§ **The problem**: Copy each of the entries below faithfully, setting aside any pictures.

§ **Collection entries**:
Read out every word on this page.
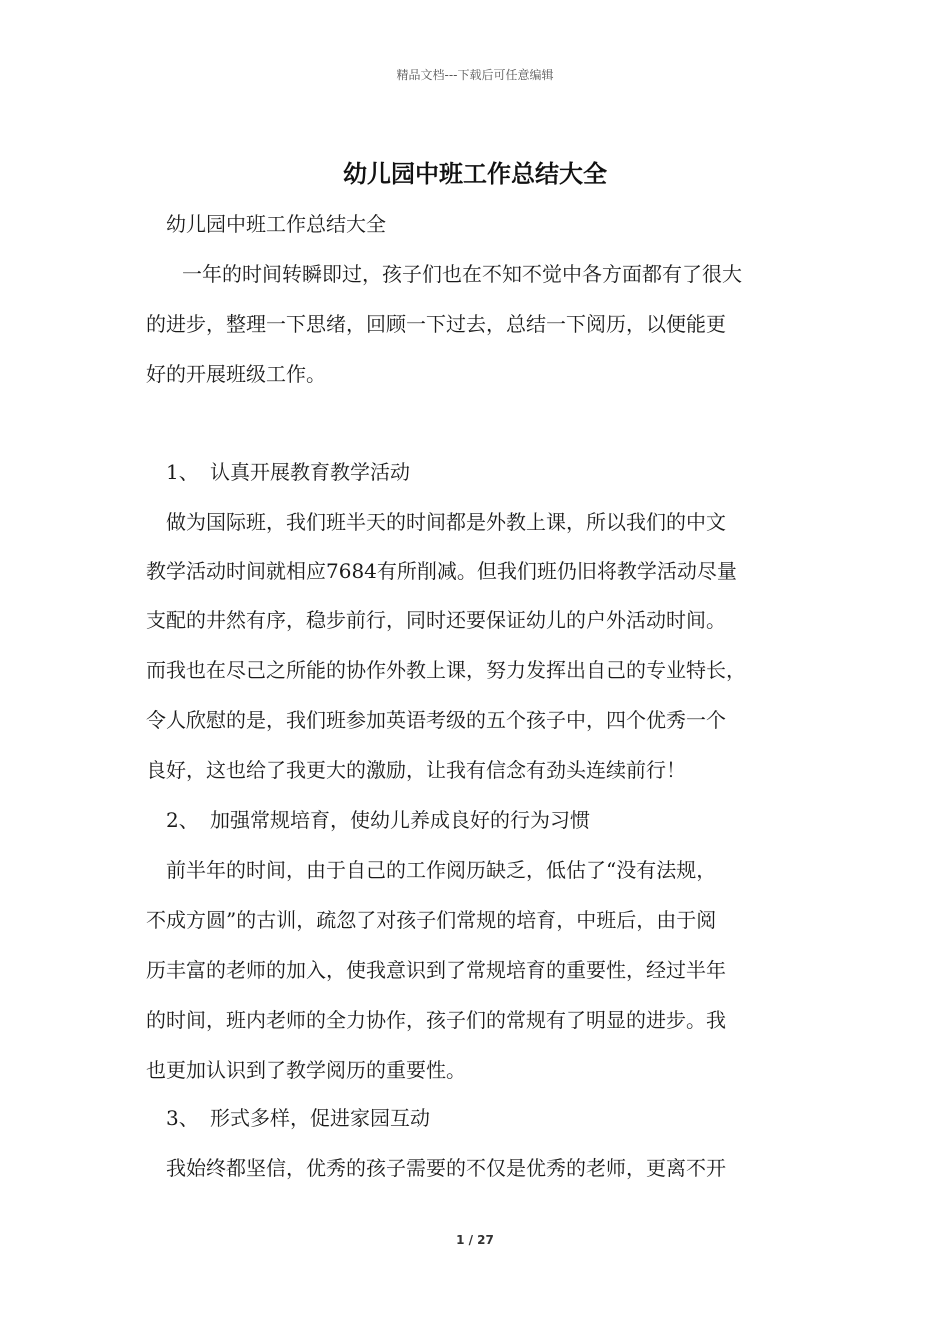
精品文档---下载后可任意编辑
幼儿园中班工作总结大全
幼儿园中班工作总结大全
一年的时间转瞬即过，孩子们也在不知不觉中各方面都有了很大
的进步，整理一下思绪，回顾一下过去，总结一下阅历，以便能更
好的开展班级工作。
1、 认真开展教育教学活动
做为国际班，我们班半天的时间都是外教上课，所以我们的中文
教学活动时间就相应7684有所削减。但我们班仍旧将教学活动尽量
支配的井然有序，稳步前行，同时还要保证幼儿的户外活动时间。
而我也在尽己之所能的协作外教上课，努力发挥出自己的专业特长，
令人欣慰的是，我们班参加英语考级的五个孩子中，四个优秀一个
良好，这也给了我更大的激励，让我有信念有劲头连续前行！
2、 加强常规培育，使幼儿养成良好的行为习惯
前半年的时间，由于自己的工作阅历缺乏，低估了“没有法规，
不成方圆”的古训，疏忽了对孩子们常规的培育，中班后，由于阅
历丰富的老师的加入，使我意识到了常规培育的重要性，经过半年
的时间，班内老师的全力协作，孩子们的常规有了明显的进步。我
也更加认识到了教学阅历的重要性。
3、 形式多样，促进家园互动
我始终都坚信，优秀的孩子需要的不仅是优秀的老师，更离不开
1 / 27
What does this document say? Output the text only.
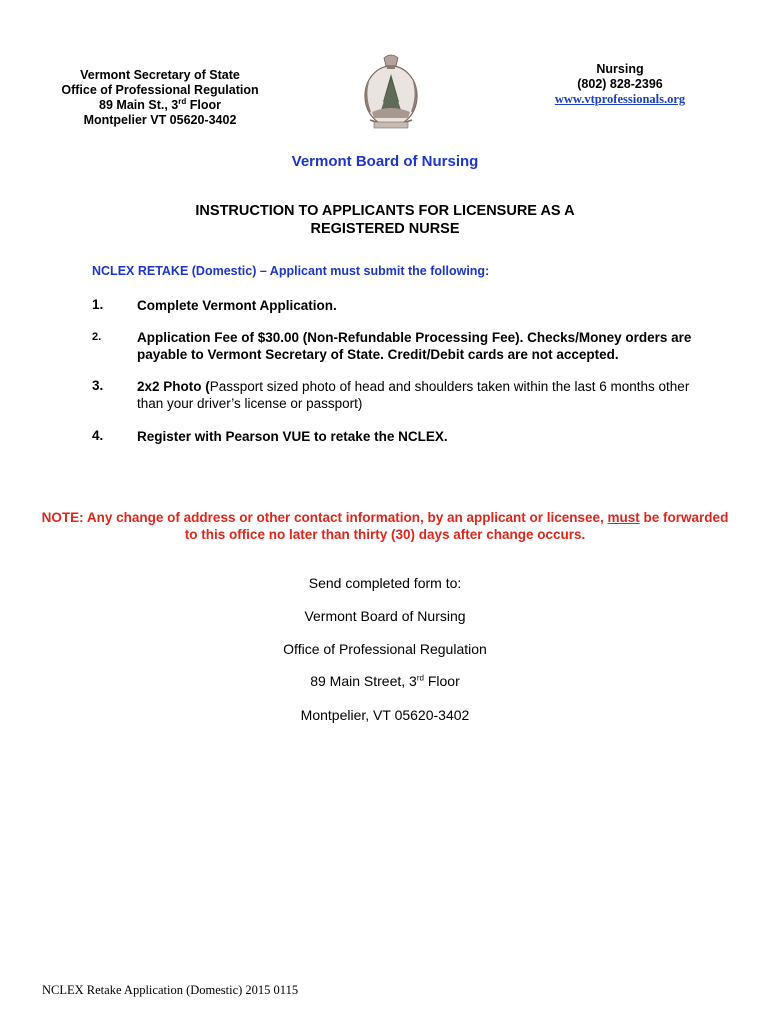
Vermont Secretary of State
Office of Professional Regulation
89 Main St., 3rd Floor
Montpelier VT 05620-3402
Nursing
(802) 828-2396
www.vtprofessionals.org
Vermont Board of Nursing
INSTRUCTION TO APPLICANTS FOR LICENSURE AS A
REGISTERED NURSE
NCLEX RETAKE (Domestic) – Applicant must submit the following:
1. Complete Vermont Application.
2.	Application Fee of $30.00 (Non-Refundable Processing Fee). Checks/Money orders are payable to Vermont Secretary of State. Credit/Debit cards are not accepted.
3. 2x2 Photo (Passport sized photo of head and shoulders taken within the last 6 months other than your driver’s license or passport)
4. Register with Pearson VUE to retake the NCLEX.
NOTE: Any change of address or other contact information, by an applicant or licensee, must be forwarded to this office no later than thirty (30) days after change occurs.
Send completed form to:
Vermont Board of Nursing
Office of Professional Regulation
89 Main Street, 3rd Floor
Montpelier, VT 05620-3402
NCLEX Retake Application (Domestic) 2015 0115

§ **The response**:
Read out every word on this page.
精品文档---下载后可任意编辑
幼儿园中班工作总结大全
幼儿园中班工作总结大全
一年的时间转瞬即过，孩子们也在不知不觉中各方面都有了很大
的进步，整理一下思绪，回顾一下过去，总结一下阅历，以便能更
好的开展班级工作。
1、 认真开展教育教学活动
做为国际班，我们班半天的时间都是外教上课，所以我们的中文
教学活动时间就相应7684有所削减。但我们班仍旧将教学活动尽量
支配的井然有序，稳步前行，同时还要保证幼儿的户外活动时间。
而我也在尽己之所能的协作外教上课，努力发挥出自己的专业特长，
令人欣慰的是，我们班参加英语考级的五个孩子中，四个优秀一个
良好，这也给了我更大的激励，让我有信念有劲头连续前行！
2、 加强常规培育，使幼儿养成良好的行为习惯
前半年的时间，由于自己的工作阅历缺乏，低估了“没有法规，
不成方圆”的古训，疏忽了对孩子们常规的培育，中班后，由于阅
历丰富的老师的加入，使我意识到了常规培育的重要性，经过半年
的时间，班内老师的全力协作，孩子们的常规有了明显的进步。我
也更加认识到了教学阅历的重要性。
3、 形式多样，促进家园互动
我始终都坚信，优秀的孩子需要的不仅是优秀的老师，更离不开
1 / 27
What does this document say? Output the text only.
Vermont Secretary of State
Office of Professional Regulation
89 Main St., 3rd Floor
Montpelier VT 05620-3402
Nursing
(802) 828-2396
www.vtprofessionals.org
Vermont Board of Nursing
INSTRUCTION TO APPLICANTS FOR LICENSURE AS A
REGISTERED NURSE
NCLEX RETAKE (Domestic) – Applicant must submit the following:
1. Complete Vermont Application.
2.	Application Fee of $30.00 (Non-Refundable Processing Fee). Checks/Money orders are payable to Vermont Secretary of State. Credit/Debit cards are not accepted.
3. 2x2 Photo (Passport sized photo of head and shoulders taken within the last 6 months other than your driver’s license or passport)
4. Register with Pearson VUE to retake the NCLEX.
NOTE: Any change of address or other contact information, by an applicant or licensee, must be forwarded to this office no later than thirty (30) days after change occurs.
Send completed form to:
Vermont Board of Nursing
Office of Professional Regulation
89 Main Street, 3rd Floor
Montpelier, VT 05620-3402
NCLEX Retake Application (Domestic) 2015 0115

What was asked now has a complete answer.